[Extracted data entries]
□ □ □ □ □

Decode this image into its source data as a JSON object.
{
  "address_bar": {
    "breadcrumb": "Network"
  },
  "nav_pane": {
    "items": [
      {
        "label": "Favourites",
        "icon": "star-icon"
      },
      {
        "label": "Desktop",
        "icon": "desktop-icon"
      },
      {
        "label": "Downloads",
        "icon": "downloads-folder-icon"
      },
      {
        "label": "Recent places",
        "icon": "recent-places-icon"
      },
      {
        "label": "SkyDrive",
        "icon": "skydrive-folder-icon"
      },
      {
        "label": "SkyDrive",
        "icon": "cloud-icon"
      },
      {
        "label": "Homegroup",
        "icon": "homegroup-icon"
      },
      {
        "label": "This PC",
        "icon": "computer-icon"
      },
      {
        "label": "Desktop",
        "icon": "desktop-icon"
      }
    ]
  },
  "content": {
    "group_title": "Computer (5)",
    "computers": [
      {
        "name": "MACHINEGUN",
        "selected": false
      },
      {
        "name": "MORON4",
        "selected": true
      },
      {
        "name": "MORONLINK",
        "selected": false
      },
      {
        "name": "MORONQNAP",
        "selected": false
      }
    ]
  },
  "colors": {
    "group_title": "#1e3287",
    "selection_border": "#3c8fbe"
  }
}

□ □ □ □ □

> **Work instructions**: From the entries above, pull out each line that includes "label".

> **Task response**:
        "label": "Favourites",
        "label": "Desktop",
        "label": "Downloads",
        "label": "Recent places",
        "label": "SkyDrive",
        "label": "SkyDrive",
        "label": "Homegroup",
        "label": "This PC",
        "label": "Desktop",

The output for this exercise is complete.